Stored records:

☆ ☆ ☆ ☆ ☆

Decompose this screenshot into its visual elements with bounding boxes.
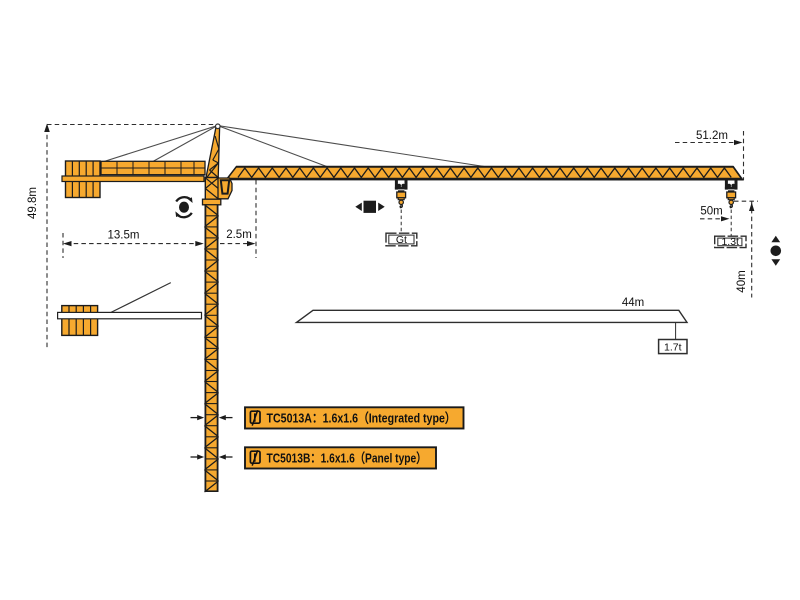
svg-text:Gt: Gt [396, 234, 407, 246]
svg-text:2.5m: 2.5m [226, 229, 252, 241]
svg-text:13.5m: 13.5m [108, 230, 140, 242]
svg-text:50m: 50m [700, 206, 722, 218]
svg-text:TC5013A：1.6x1.6（Integrated typ: TC5013A：1.6x1.6（Integrated type） [267, 410, 456, 425]
svg-text:1.3t: 1.3t [721, 236, 739, 248]
svg-text:51.2m: 51.2m [696, 130, 728, 142]
svg-text:49.8m: 49.8m [27, 187, 39, 219]
svg-text:1.7t: 1.7t [664, 341, 682, 353]
svg-text:40m: 40m [736, 270, 748, 292]
svg-text:TC5013B：1.6x1.6（Panel type）: TC5013B：1.6x1.6（Panel type） [267, 450, 427, 465]
svg-text:44m: 44m [622, 297, 644, 309]
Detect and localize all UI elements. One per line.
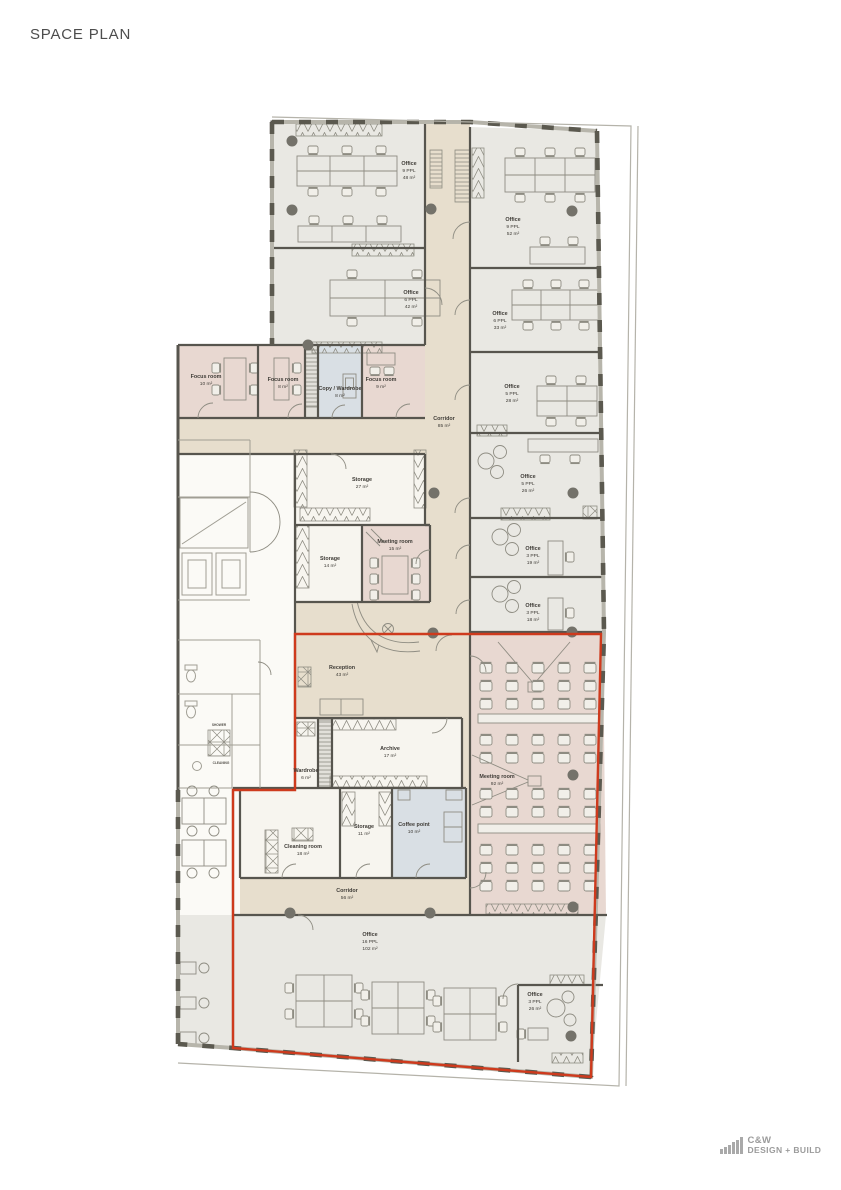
- svg-text:92 m²: 92 m²: [491, 781, 504, 787]
- svg-text:9 PPL: 9 PPL: [506, 224, 520, 230]
- label-core-shower: SHOWER: [212, 723, 227, 727]
- svg-text:10 m²: 10 m²: [408, 829, 421, 835]
- svg-text:Focus room: Focus room: [191, 374, 222, 380]
- office-d-desks: [512, 280, 600, 330]
- label-office-d: Office 6 PPL 33 m²: [492, 311, 507, 331]
- svg-text:56 m²: 56 m²: [341, 895, 354, 901]
- reception-floor: [295, 602, 425, 718]
- svg-text:Storage: Storage: [320, 556, 340, 562]
- svg-text:3 PPL: 3 PPL: [528, 999, 542, 1005]
- logo-tagline: DESIGN + BUILD: [748, 1146, 822, 1155]
- svg-text:10 m²: 10 m²: [200, 381, 213, 387]
- svg-text:15 m²: 15 m²: [389, 546, 402, 552]
- svg-text:Focus room: Focus room: [268, 377, 299, 383]
- svg-text:8 m²: 8 m²: [335, 393, 345, 399]
- svg-text:16 PPL: 16 PPL: [362, 939, 378, 945]
- label-office-a: Office 9 PPL 48 m²: [401, 161, 416, 181]
- svg-text:Office: Office: [362, 932, 377, 938]
- svg-text:Wardrobe: Wardrobe: [294, 768, 319, 774]
- label-office-e: Office 5 PPL 28 m²: [504, 384, 519, 404]
- svg-text:9 m²: 9 m²: [376, 384, 386, 390]
- svg-text:Office: Office: [525, 603, 540, 609]
- svg-text:Cleaning room: Cleaning room: [284, 844, 322, 850]
- svg-text:Storage: Storage: [352, 477, 372, 483]
- svg-text:48 m²: 48 m²: [403, 175, 416, 181]
- svg-text:85 m²: 85 m²: [438, 423, 451, 429]
- label-office-f: Office 5 PPL 26 m²: [520, 474, 535, 494]
- label-office-g: Office 3 PPL 19 m²: [525, 546, 540, 566]
- svg-text:6 PPL: 6 PPL: [493, 318, 507, 324]
- svg-text:Office: Office: [403, 290, 418, 296]
- svg-text:Corridor: Corridor: [433, 416, 455, 422]
- floor-plan: Office 9 PPL 48 m² Office 6 PPL 42 m² Of…: [0, 0, 841, 1190]
- label-office-c: Office 9 PPL 52 m²: [505, 217, 520, 237]
- svg-text:5 PPL: 5 PPL: [521, 481, 535, 487]
- coffee-floor: [392, 788, 466, 878]
- logo-text: C&W DESIGN + BUILD: [748, 1136, 822, 1155]
- svg-text:Office: Office: [401, 161, 416, 167]
- cleaning-floor: [240, 788, 340, 878]
- svg-text:52 m²: 52 m²: [507, 231, 520, 237]
- svg-text:102 m²: 102 m²: [362, 946, 378, 952]
- label-office-b: Office 6 PPL 42 m²: [403, 290, 418, 310]
- svg-text:Office: Office: [492, 311, 507, 317]
- svg-text:14 m²: 14 m²: [324, 563, 337, 569]
- svg-text:CLEANING: CLEANING: [213, 761, 230, 765]
- svg-text:Office: Office: [504, 384, 519, 390]
- svg-text:11 m²: 11 m²: [358, 831, 371, 837]
- label-core-cleaning: CLEANING: [213, 761, 230, 765]
- svg-text:9 PPL: 9 PPL: [402, 168, 416, 174]
- label-office-h: Office 3 PPL 18 m²: [525, 603, 540, 623]
- svg-text:33 m²: 33 m²: [494, 325, 507, 331]
- page-title: SPACE PLAN: [30, 26, 131, 43]
- office-a-b-floor: [272, 122, 425, 345]
- svg-text:8 m²: 8 m²: [278, 384, 288, 390]
- space-plan-page: SPACE PLAN: [0, 0, 841, 1190]
- svg-text:Reception: Reception: [329, 665, 355, 671]
- svg-text:Meeting room: Meeting room: [479, 774, 515, 780]
- cw-design-build-logo: C&W DESIGN + BUILD: [720, 1136, 821, 1155]
- svg-text:Coffee point: Coffee point: [398, 822, 430, 828]
- svg-text:SHOWER: SHOWER: [212, 723, 227, 727]
- corridor-b-floor: [240, 878, 470, 915]
- svg-text:26 m²: 26 m²: [522, 488, 535, 494]
- svg-text:43 m²: 43 m²: [336, 672, 349, 678]
- svg-text:Archive: Archive: [380, 746, 400, 752]
- corridor-west-floor: [178, 418, 425, 454]
- label-office-i: Office 16 PPL 102 m²: [362, 932, 378, 952]
- svg-text:17 m²: 17 m²: [384, 753, 397, 759]
- svg-text:Meeting room: Meeting room: [377, 539, 413, 545]
- svg-text:Focus room: Focus room: [366, 377, 397, 383]
- svg-text:Office: Office: [505, 217, 520, 223]
- existing-office-floor: [178, 915, 233, 1048]
- svg-text:Office: Office: [525, 546, 540, 552]
- svg-text:3 PPL: 3 PPL: [526, 553, 540, 559]
- svg-text:19 m²: 19 m²: [527, 560, 540, 566]
- svg-text:28 m²: 28 m²: [506, 398, 519, 404]
- svg-text:6 PPL: 6 PPL: [404, 297, 418, 303]
- svg-text:6 m²: 6 m²: [301, 775, 311, 781]
- svg-text:5 PPL: 5 PPL: [505, 391, 519, 397]
- svg-text:27 m²: 27 m²: [356, 484, 369, 490]
- svg-text:Storage: Storage: [354, 824, 374, 830]
- svg-text:26 m²: 26 m²: [529, 1006, 542, 1012]
- svg-text:3 PPL: 3 PPL: [526, 610, 540, 616]
- svg-text:18 m²: 18 m²: [527, 617, 540, 623]
- svg-text:42 m²: 42 m²: [405, 304, 418, 310]
- svg-text:Office: Office: [527, 992, 542, 998]
- svg-text:Office: Office: [520, 474, 535, 480]
- copy-floor: [318, 345, 362, 418]
- svg-text:18 m²: 18 m²: [297, 851, 310, 857]
- svg-text:Copy / Wardrobe: Copy / Wardrobe: [319, 386, 362, 392]
- logo-bars-icon: [720, 1136, 743, 1154]
- label-office-j: Office 3 PPL 26 m²: [527, 992, 542, 1012]
- svg-text:Corridor: Corridor: [336, 888, 358, 894]
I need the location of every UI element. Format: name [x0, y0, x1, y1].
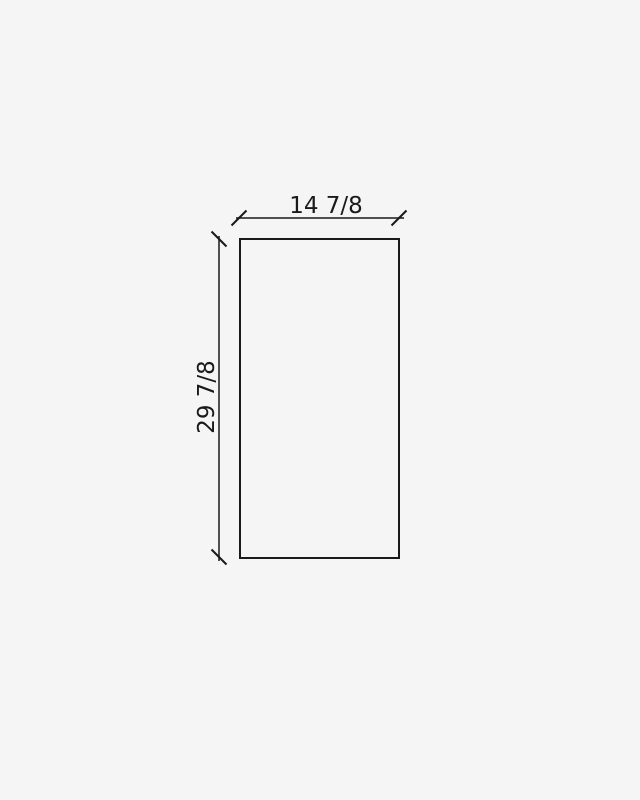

☆ ☆ ☆ ☆ ☆

REQUEST> Copy out the material above word for word, from its first line through the line containing "Detect and localize", including both ends. Leave the pictures out.

SOLUTION FOR THIS TASK>
Decompose this screenshot into its visual elements with bounding boxes.
svg-text:Gt: Gt [396, 234, 407, 246]
svg-text:2.5m: 2.5m [226, 229, 252, 241]
svg-text:13.5m: 13.5m [108, 230, 140, 242]
svg-text:50m: 50m [700, 206, 722, 218]
svg-text:TC5013A：1.6x1.6（Integrated typ: TC5013A：1.6x1.6（Integrated type） [267, 410, 456, 425]
svg-text:1.3t: 1.3t [721, 236, 739, 248]
svg-text:51.2m: 51.2m [696, 130, 728, 142]
svg-text:49.8m: 49.8m [27, 187, 39, 219]
svg-text:1.7t: 1.7t [664, 341, 682, 353]
svg-text:40m: 40m [736, 270, 748, 292]
svg-text:TC5013B：1.6x1.6（Panel type）: TC5013B：1.6x1.6（Panel type） [267, 450, 427, 465]
svg-text:44m: 44m [622, 297, 644, 309]
Detect and localize all UI elements. One per line.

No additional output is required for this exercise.